**STATED TASK:** Copy all of the data below word for word, leaving out the pictures.

**EXERCISE INPUTS:**

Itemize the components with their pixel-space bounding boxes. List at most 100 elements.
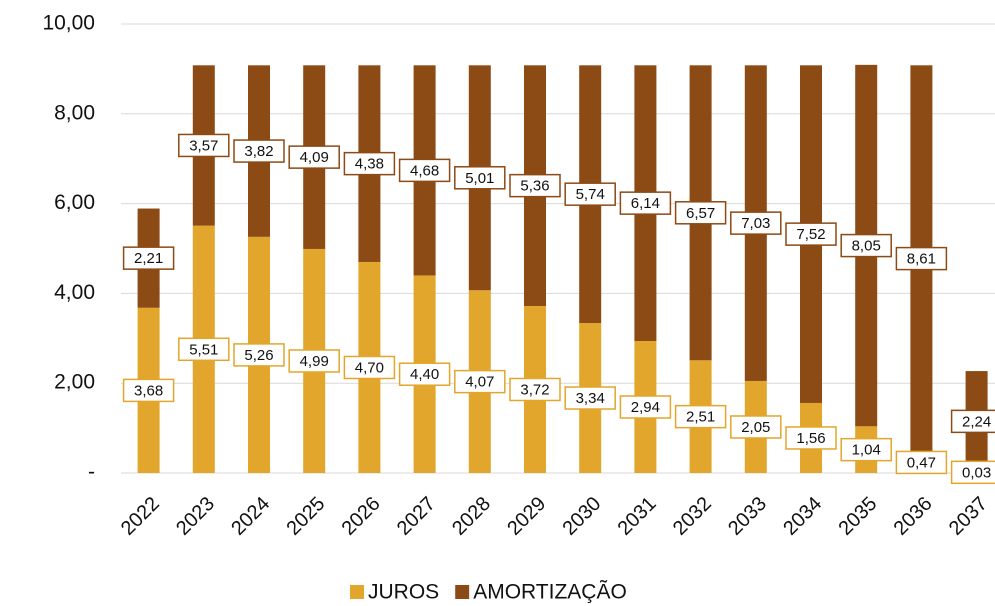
data-label-box [730,211,782,235]
data-label-text: 4,99 [300,353,329,370]
y-tick-label: 8,00 [54,101,95,124]
data-label-text: 2,24 [962,413,991,430]
data-label-text: 0,47 [907,454,936,471]
x-tick-label: 2028 [448,493,495,540]
data-label: 0,03 [950,460,995,485]
data-label-box [619,191,672,215]
data-label: 3,34 [564,386,616,410]
data-label: 3,68 [122,378,175,403]
data-label: 5,51 [178,337,230,362]
data-label-box [950,460,995,485]
y-tick-label: 4,00 [54,281,95,304]
data-label-box [509,173,561,198]
data-label-box [840,437,892,462]
data-label-text: 0,03 [962,464,991,481]
data-label-text: 5,26 [244,347,273,364]
data-label-text: 4,68 [410,162,439,179]
data-label-box [785,426,837,450]
data-label-box [122,246,175,270]
data-label-box [398,158,451,183]
data-label-text: 5,74 [576,186,605,203]
data-label: 2,51 [674,404,727,429]
data-label: 5,74 [564,182,616,206]
legend-label: JUROS [368,581,439,604]
data-label: 4,68 [398,158,451,183]
data-label: 0,47 [895,450,948,475]
data-label: 4,40 [398,362,451,386]
data-label-box [178,337,230,362]
data-label-text: 4,38 [355,156,384,173]
y-tick-label: - [88,461,95,484]
data-label-text: 5,01 [465,170,494,187]
data-label-box [674,201,727,225]
data-label-text: 8,61 [907,251,936,268]
data-label-text: 3,82 [244,143,273,160]
data-label-box [233,139,285,163]
x-tick-label: 2032 [669,493,716,540]
x-tick-label: 2037 [945,493,992,540]
data-label-box [895,246,948,271]
data-label-text: 2,94 [631,399,660,416]
data-label: 8,05 [840,233,892,258]
data-label: 3,72 [509,377,561,402]
data-label: 5,01 [454,166,506,190]
data-label-box [509,377,561,402]
data-label: 4,07 [454,369,506,394]
data-label-text: 7,03 [741,215,770,232]
y-tick-label: 2,00 [54,371,95,394]
y-tick-label: 10,00 [42,12,95,35]
data-label-box [564,386,616,410]
data-label-box [619,395,672,419]
x-tick-label: 2029 [503,493,550,540]
x-tick-label: 2026 [338,493,385,540]
data-label-text: 3,34 [576,390,605,407]
legend-label: AMORTIZAÇÃO [473,580,627,604]
data-label-box [288,349,340,373]
data-label-box [785,222,837,246]
data-label: 4,38 [343,151,396,176]
data-label: 7,03 [730,211,782,235]
data-label-text: 3,68 [134,382,163,399]
data-label-text: 6,14 [631,195,660,212]
data-label-text: 5,51 [189,341,218,358]
data-label-text: 7,52 [796,226,825,243]
data-label-box [178,133,230,158]
data-label-text: 3,72 [520,381,549,398]
data-label-text: 6,57 [686,205,715,222]
data-label-box [950,409,995,434]
data-label-box [564,182,616,206]
data-label-box [288,145,340,169]
data-label-text: 4,70 [355,359,384,376]
data-label-box [895,450,948,475]
x-tick-label: 2027 [393,493,440,540]
x-tick-label: 2022 [117,493,164,540]
data-label-box [730,415,782,439]
data-label: 4,09 [288,145,340,169]
x-tick-label: 2034 [779,493,826,540]
data-label-text: 5,36 [520,178,549,195]
legend-swatch [350,585,364,599]
x-tick-label: 2031 [614,493,661,540]
data-label-box [454,166,506,190]
data-label-box [674,404,727,429]
data-label-text: 1,04 [852,442,881,459]
data-label: 1,04 [840,437,892,462]
x-tick-label: 2033 [724,493,771,540]
data-label-text: 2,05 [741,419,770,436]
data-label-box [398,362,451,386]
x-tick-label: 2035 [834,493,881,540]
data-label-box [454,369,506,394]
x-tick-label: 2030 [558,493,605,540]
data-label-box [343,355,396,380]
data-label-text: 4,09 [300,149,329,166]
x-tick-label: 2025 [282,493,329,540]
data-label-box [233,343,285,367]
x-tick-label: 2023 [172,493,219,540]
data-label: 7,52 [785,222,837,246]
data-label-text: 2,51 [686,409,715,426]
data-label-text: 3,57 [189,137,218,154]
data-label-box [343,151,396,176]
data-label: 1,56 [785,426,837,450]
data-label: 2,24 [950,409,995,434]
data-label: 4,99 [288,349,340,373]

**TASK RESPONSE:**
Itemize the components with their pixel-space bounding boxes. List at most 100 elements.
data-label-box [730,211,782,235]
data-label-text: 4,99 [300,353,329,370]
y-tick-label: 8,00 [54,101,95,124]
data-label-text: 2,24 [962,413,991,430]
data-label-text: 0,47 [907,454,936,471]
x-tick-label: 2028 [448,493,495,540]
data-label: 0,03 [950,460,995,485]
data-label-box [619,191,672,215]
data-label: 3,34 [564,386,616,410]
data-label: 3,68 [122,378,175,403]
data-label: 5,51 [178,337,230,362]
data-label-box [950,460,995,485]
y-tick-label: 4,00 [54,281,95,304]
data-label-box [509,173,561,198]
data-label-box [840,437,892,462]
data-label-text: 0,03 [962,464,991,481]
data-label-text: 5,26 [244,347,273,364]
data-label-text: 4,68 [410,162,439,179]
data-label-box [785,426,837,450]
data-label-box [122,246,175,270]
data-label-box [398,158,451,183]
data-label-text: 5,74 [576,186,605,203]
data-label: 2,51 [674,404,727,429]
data-label: 5,74 [564,182,616,206]
legend-label: JUROS [368,581,439,604]
data-label: 4,68 [398,158,451,183]
data-label: 0,47 [895,450,948,475]
data-label: 4,40 [398,362,451,386]
data-label-box [178,337,230,362]
data-label-text: 4,38 [355,156,384,173]
y-tick-label: - [88,461,95,484]
data-label-text: 5,01 [465,170,494,187]
data-label-box [674,201,727,225]
data-label-text: 8,61 [907,251,936,268]
data-label-text: 3,82 [244,143,273,160]
data-label-box [233,139,285,163]
x-tick-label: 2032 [669,493,716,540]
x-tick-label: 2037 [945,493,992,540]
data-label-box [895,246,948,271]
data-label-text: 2,94 [631,399,660,416]
data-label: 8,05 [840,233,892,258]
data-label: 3,72 [509,377,561,402]
data-label: 5,01 [454,166,506,190]
data-label-box [509,377,561,402]
data-label: 4,07 [454,369,506,394]
data-label-text: 7,03 [741,215,770,232]
y-tick-label: 2,00 [54,371,95,394]
y-tick-label: 10,00 [42,12,95,35]
data-label-box [564,386,616,410]
data-label-box [619,395,672,419]
x-tick-label: 2029 [503,493,550,540]
x-tick-label: 2026 [338,493,385,540]
data-label-text: 3,34 [576,390,605,407]
legend-label: AMORTIZAÇÃO [473,580,627,604]
data-label-box [288,349,340,373]
data-label-box [785,222,837,246]
data-label: 4,38 [343,151,396,176]
data-label: 7,03 [730,211,782,235]
data-label-text: 3,68 [134,382,163,399]
data-label-text: 6,14 [631,195,660,212]
data-label-text: 5,51 [189,341,218,358]
data-label-text: 7,52 [796,226,825,243]
data-label-box [178,133,230,158]
data-label-text: 3,72 [520,381,549,398]
data-label-text: 6,57 [686,205,715,222]
data-label-box [950,409,995,434]
data-label-box [564,182,616,206]
data-label-box [288,145,340,169]
data-label-text: 4,70 [355,359,384,376]
data-label-box [895,450,948,475]
x-tick-label: 2027 [393,493,440,540]
x-tick-label: 2022 [117,493,164,540]
data-label-box [730,415,782,439]
data-label: 4,09 [288,145,340,169]
x-tick-label: 2034 [779,493,826,540]
data-label-text: 5,36 [520,178,549,195]
legend-swatch [350,585,364,599]
x-tick-label: 2031 [614,493,661,540]
data-label-box [454,166,506,190]
data-label-box [674,404,727,429]
data-label-text: 1,04 [852,442,881,459]
data-label: 1,04 [840,437,892,462]
x-tick-label: 2033 [724,493,771,540]
data-label-text: 2,05 [741,419,770,436]
data-label-box [398,362,451,386]
x-tick-label: 2035 [834,493,881,540]
data-label-box [454,369,506,394]
x-tick-label: 2030 [558,493,605,540]
data-label-box [343,355,396,380]
data-label-text: 4,09 [300,149,329,166]
x-tick-label: 2025 [282,493,329,540]
data-label-box [233,343,285,367]
x-tick-label: 2023 [172,493,219,540]
data-label: 7,52 [785,222,837,246]
data-label-text: 2,51 [686,409,715,426]
data-label-text: 3,57 [189,137,218,154]
data-label-box [343,151,396,176]
data-label: 1,56 [785,426,837,450]
data-label: 2,24 [950,409,995,434]
data-label: 4,99 [288,349,340,373]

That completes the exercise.